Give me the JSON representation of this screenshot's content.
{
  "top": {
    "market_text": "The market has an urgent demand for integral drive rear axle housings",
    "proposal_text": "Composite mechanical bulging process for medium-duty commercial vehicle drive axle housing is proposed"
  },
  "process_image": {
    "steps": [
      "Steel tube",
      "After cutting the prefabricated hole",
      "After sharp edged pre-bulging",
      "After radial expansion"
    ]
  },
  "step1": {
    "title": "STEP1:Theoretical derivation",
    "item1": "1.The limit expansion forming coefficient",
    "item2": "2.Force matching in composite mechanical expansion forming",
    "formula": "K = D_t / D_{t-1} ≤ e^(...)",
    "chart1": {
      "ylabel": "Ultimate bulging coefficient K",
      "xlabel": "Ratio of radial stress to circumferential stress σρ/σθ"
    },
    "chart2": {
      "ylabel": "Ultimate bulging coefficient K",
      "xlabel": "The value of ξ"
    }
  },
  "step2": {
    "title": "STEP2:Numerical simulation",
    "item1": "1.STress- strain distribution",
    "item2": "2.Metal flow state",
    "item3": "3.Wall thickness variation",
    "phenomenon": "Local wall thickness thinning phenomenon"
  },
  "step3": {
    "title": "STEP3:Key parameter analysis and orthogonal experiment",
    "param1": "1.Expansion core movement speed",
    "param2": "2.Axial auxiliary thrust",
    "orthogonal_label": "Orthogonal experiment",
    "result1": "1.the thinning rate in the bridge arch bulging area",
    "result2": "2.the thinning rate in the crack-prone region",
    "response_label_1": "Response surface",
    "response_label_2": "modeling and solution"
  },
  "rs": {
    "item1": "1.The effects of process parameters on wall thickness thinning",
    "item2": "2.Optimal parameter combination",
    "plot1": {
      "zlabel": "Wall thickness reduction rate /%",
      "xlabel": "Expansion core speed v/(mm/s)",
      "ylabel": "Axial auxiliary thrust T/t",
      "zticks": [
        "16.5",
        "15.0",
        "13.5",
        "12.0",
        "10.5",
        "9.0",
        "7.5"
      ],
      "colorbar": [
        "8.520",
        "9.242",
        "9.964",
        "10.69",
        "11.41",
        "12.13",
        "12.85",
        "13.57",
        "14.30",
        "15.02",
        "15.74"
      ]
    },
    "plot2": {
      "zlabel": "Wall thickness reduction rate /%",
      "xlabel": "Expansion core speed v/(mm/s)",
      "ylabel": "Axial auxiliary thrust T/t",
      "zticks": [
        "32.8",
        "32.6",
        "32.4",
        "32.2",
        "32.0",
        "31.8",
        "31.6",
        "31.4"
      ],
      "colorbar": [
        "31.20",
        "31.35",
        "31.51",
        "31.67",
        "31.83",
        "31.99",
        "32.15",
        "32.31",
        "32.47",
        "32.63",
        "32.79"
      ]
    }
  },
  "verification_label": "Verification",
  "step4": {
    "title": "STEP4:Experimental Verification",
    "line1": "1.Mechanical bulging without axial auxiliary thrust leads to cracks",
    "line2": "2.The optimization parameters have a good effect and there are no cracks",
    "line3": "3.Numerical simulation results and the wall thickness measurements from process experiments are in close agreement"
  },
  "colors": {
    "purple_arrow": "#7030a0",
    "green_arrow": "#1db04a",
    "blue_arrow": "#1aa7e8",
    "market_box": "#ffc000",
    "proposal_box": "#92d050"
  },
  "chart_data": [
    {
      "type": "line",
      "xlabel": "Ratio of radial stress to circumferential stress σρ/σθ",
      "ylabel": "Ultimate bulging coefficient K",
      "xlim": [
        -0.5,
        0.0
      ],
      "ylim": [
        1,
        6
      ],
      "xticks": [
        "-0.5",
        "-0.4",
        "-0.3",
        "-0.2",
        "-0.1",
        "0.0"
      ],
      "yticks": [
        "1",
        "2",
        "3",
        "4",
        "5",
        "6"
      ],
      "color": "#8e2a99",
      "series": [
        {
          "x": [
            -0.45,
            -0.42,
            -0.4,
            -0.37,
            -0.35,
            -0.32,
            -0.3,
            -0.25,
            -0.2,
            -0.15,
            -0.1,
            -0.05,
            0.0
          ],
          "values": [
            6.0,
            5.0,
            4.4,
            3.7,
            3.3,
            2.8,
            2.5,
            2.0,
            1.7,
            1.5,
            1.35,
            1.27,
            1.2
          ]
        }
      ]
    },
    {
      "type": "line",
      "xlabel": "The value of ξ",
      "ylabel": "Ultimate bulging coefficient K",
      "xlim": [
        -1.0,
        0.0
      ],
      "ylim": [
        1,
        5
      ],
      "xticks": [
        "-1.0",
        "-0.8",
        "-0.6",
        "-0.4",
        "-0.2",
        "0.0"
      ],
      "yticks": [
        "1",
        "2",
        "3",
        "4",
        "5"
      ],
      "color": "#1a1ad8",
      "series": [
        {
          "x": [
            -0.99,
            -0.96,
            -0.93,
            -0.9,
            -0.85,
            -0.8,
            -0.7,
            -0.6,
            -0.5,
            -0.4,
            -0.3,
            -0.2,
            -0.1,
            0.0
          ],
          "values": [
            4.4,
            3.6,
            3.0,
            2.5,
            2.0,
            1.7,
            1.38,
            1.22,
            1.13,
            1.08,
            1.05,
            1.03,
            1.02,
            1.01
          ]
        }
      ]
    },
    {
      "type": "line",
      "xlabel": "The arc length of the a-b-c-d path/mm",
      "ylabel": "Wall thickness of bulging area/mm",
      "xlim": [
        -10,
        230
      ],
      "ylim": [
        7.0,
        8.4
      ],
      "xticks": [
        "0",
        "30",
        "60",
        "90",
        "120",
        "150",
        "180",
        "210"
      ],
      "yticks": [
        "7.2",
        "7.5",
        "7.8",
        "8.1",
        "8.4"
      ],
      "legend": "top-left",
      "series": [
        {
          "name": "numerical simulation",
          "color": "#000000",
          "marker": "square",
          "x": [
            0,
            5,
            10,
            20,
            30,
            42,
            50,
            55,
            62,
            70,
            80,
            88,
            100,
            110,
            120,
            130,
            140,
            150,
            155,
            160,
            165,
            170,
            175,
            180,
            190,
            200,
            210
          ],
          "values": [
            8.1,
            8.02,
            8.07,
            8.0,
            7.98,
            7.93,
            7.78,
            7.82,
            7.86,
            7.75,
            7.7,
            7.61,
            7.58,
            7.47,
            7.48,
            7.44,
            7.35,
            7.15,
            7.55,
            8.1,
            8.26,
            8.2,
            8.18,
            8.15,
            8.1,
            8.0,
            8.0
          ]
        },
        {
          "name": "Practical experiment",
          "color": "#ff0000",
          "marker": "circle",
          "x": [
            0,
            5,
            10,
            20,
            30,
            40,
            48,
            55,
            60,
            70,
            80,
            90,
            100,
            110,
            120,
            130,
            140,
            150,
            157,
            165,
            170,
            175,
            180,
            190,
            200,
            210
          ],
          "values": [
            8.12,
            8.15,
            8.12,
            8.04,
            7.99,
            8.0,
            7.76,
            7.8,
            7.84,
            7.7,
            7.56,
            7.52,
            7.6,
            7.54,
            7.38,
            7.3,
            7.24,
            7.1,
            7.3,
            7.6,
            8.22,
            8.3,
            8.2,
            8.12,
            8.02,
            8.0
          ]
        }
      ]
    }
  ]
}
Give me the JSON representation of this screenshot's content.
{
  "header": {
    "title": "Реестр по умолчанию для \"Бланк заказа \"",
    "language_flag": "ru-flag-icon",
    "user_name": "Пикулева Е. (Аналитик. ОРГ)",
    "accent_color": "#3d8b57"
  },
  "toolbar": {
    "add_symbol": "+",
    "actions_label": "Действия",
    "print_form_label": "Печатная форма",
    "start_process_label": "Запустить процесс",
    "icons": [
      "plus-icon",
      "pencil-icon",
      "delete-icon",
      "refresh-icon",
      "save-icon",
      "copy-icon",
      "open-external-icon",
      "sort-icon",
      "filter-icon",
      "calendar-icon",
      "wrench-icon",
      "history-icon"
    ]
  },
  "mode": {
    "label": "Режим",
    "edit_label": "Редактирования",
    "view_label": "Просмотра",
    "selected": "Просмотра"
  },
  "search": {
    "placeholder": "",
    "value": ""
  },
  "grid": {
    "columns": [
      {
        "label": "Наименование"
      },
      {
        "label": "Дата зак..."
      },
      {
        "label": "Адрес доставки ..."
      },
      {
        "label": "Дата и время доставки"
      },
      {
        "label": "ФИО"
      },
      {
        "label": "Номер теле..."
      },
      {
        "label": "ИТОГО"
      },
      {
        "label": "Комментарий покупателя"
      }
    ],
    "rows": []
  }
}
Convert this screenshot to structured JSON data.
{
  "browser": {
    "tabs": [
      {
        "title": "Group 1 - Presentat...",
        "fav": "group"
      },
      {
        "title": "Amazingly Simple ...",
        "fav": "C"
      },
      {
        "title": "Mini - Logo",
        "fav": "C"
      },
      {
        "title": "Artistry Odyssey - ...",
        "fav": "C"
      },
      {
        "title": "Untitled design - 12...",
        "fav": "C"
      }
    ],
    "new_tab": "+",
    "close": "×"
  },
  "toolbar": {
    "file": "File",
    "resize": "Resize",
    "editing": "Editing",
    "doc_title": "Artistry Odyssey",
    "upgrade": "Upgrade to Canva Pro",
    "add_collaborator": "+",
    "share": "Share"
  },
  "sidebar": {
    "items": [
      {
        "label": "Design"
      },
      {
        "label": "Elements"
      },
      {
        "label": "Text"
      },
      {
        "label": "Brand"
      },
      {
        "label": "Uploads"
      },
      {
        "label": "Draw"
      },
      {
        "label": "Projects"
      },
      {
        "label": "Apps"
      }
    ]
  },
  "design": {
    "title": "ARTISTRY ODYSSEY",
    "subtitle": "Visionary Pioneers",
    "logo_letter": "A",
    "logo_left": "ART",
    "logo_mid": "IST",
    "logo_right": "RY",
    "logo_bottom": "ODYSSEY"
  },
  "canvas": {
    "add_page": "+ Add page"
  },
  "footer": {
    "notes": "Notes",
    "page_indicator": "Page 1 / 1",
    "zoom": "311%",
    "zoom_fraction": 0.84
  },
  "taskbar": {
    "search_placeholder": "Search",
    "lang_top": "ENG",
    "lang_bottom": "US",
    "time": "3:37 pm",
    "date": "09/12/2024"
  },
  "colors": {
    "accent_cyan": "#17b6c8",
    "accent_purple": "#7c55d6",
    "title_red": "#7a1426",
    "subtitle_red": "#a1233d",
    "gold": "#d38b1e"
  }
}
-*-*-
◆ Problem to solve ◆
Gather all lines from the records above in which "radial" appears.

◆ Answer to the problem ◆
      "After radial expansion"
      "xlabel": "Ratio of radial stress to circumferential stress σρ/σθ"
      "xlabel": "Ratio of radial stress to circumferential stress σρ/σθ",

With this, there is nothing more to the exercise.